[OBJECTIVE] Search the data for the word "Cancelar". Reproduce every line where it is found.

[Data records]
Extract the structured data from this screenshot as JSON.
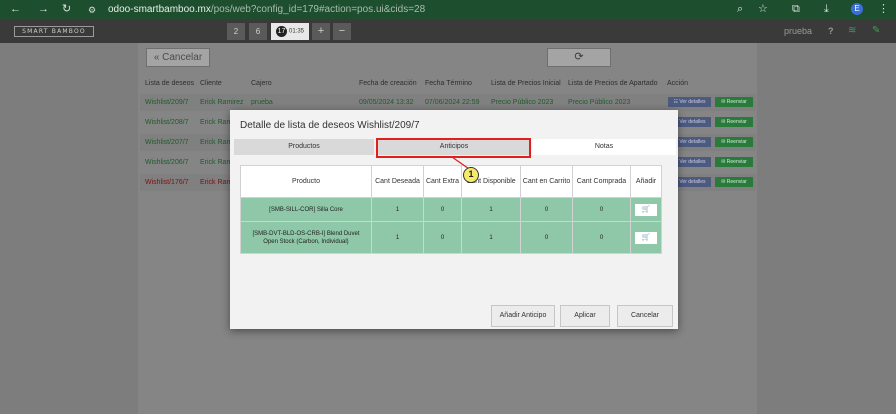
{
  "browser": {
    "url_domain": "odoo-smartbamboo.mx",
    "url_path": "/pos/web?config_id=179#action=pos.ui&cids=28",
    "avatar_letter": "E"
  },
  "pos": {
    "logo_text": "SMART BAMBOO",
    "order_tabs": [
      {
        "label": "2"
      },
      {
        "label": "6"
      },
      {
        "number": "17",
        "time": "01:35"
      }
    ],
    "add_label": "+",
    "remove_label": "−",
    "user": "prueba",
    "help_label": "?"
  },
  "screen": {
    "back_label": "« Cancelar",
    "reload_icon": "⟳",
    "list_headers": [
      "Lista de deseos",
      "Cliente",
      "Cajero",
      "Fecha de creación",
      "Fecha Término",
      "Lista de Precios Inicial",
      "Lista de Precios de Apartado",
      "Acción"
    ],
    "rows": [
      {
        "wishlist": "Wishlist/209/7",
        "client": "Erick Ramirez",
        "cashier": "prueba",
        "created": "09/05/2024 13:32",
        "end": "07/06/2024 22:59",
        "pricelist_initial": "Precio Público 2023",
        "pricelist_layaway": "Precio Público 2023"
      },
      {
        "wishlist": "Wishlist/208/7",
        "client": "Erick Ram"
      },
      {
        "wishlist": "Wishlist/207/7",
        "client": "Erick Ram"
      },
      {
        "wishlist": "Wishlist/206/7",
        "client": "Erick Ram"
      },
      {
        "wishlist": "Wishlist/176/7",
        "client": "Erick Ram"
      }
    ],
    "details_label": "☷ Ver detalles",
    "resend_label": "✉ Reenviar"
  },
  "modal": {
    "title": "Detalle de lista de deseos Wishlist/209/7",
    "tabs": [
      "Productos",
      "Anticipos",
      "Notas"
    ],
    "columns": [
      "Producto",
      "Cant Deseada",
      "Cant Extra",
      "Cant Disponible",
      "Cant en Carrito",
      "Cant Comprada",
      "Añadir"
    ],
    "products": [
      {
        "name": "[SMB-SILL-COR] Silla Core",
        "wanted": "1",
        "extra": "0",
        "available": "1",
        "in_cart": "0",
        "bought": "0"
      },
      {
        "name": "[SMB-DVT-BLD-OS-CRB-I] Blend Duvet Open Stock (Carbon, Individual)",
        "wanted": "1",
        "extra": "0",
        "available": "1",
        "in_cart": "0",
        "bought": "0"
      }
    ],
    "add_icon": "🛒",
    "buttons": {
      "add_advance": "Añadir Anticipo",
      "apply": "Aplicar",
      "cancel": "Cancelar"
    }
  },
  "annotation": {
    "step": "1",
    "highlight_color": "#e0201c",
    "callout_color": "#f5ea6a"
  }
}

[ANSWER IN FULL]
    "back_label": "« Cancelar",
      "cancel": "Cancelar"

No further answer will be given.